LISTING |
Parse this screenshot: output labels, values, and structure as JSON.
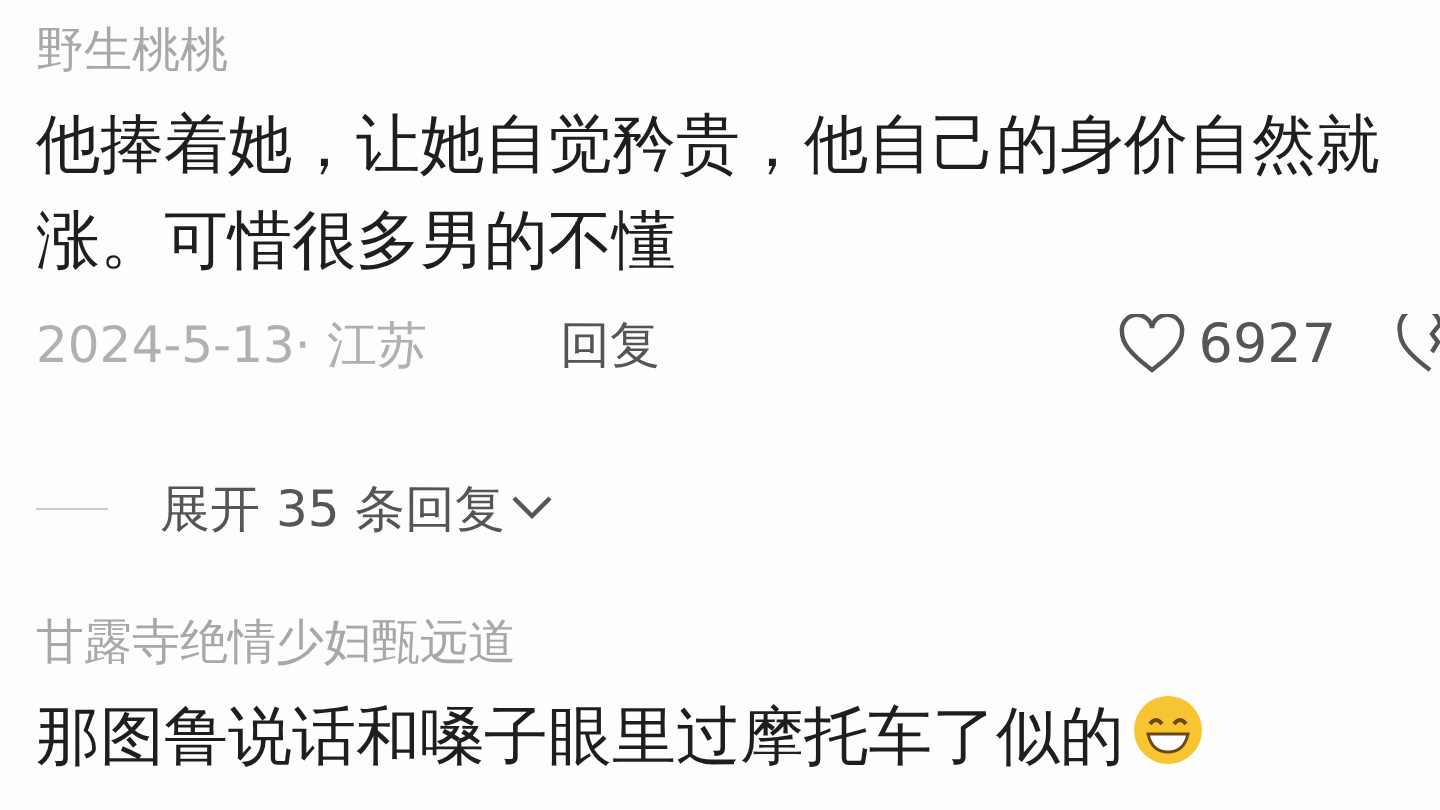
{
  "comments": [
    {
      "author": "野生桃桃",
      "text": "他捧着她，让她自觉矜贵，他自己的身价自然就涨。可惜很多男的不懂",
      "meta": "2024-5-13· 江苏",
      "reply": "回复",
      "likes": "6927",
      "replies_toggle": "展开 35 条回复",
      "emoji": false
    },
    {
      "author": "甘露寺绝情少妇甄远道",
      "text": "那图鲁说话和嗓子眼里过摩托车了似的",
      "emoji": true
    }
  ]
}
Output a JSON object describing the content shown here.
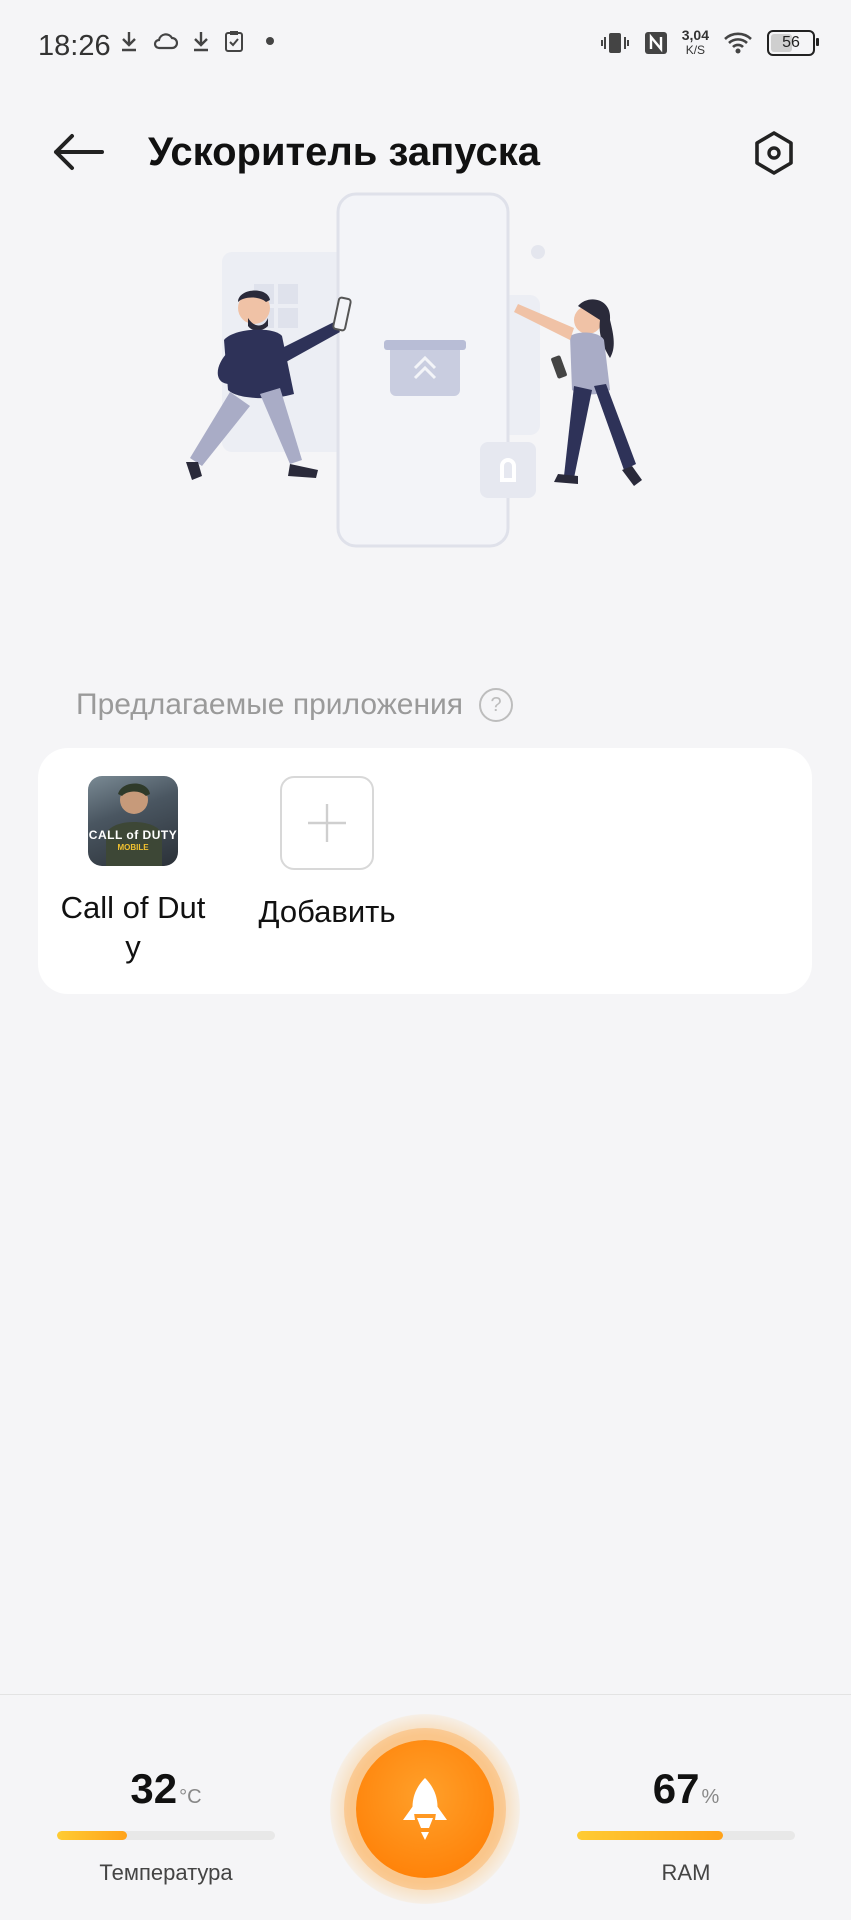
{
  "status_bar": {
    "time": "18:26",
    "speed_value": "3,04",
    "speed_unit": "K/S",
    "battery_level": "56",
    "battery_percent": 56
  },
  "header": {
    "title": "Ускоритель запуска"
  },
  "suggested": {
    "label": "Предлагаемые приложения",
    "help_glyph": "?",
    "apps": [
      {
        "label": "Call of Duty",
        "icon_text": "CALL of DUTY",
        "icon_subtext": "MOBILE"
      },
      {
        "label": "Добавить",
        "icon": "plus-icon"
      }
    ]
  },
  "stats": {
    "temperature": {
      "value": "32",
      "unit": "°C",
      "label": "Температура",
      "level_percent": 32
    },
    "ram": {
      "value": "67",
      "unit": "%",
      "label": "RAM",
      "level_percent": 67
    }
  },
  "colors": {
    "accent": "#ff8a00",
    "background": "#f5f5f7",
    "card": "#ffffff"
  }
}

WRITTEN EXERCISE | Omit the pictures. Transcribe every record exactly.

FINISHED EXERCISE |
Parse this screenshot: output labels, values, and structure as JSON.
{
  "comments": [
    {
      "author": "野生桃桃",
      "text": "他捧着她，让她自觉矜贵，他自己的身价自然就涨。可惜很多男的不懂",
      "meta": "2024-5-13· 江苏",
      "reply": "回复",
      "likes": "6927",
      "replies_toggle": "展开 35 条回复",
      "emoji": false
    },
    {
      "author": "甘露寺绝情少妇甄远道",
      "text": "那图鲁说话和嗓子眼里过摩托车了似的",
      "emoji": true
    }
  ]
}
Output a JSON object describing the content shown here.
{
  "status_bar": {
    "time": "18:26",
    "speed_value": "3,04",
    "speed_unit": "K/S",
    "battery_level": "56",
    "battery_percent": 56
  },
  "header": {
    "title": "Ускоритель запуска"
  },
  "suggested": {
    "label": "Предлагаемые приложения",
    "help_glyph": "?",
    "apps": [
      {
        "label": "Call of Duty",
        "icon_text": "CALL of DUTY",
        "icon_subtext": "MOBILE"
      },
      {
        "label": "Добавить",
        "icon": "plus-icon"
      }
    ]
  },
  "stats": {
    "temperature": {
      "value": "32",
      "unit": "°C",
      "label": "Температура",
      "level_percent": 32
    },
    "ram": {
      "value": "67",
      "unit": "%",
      "label": "RAM",
      "level_percent": 67
    }
  },
  "colors": {
    "accent": "#ff8a00",
    "background": "#f5f5f7",
    "card": "#ffffff"
  }
}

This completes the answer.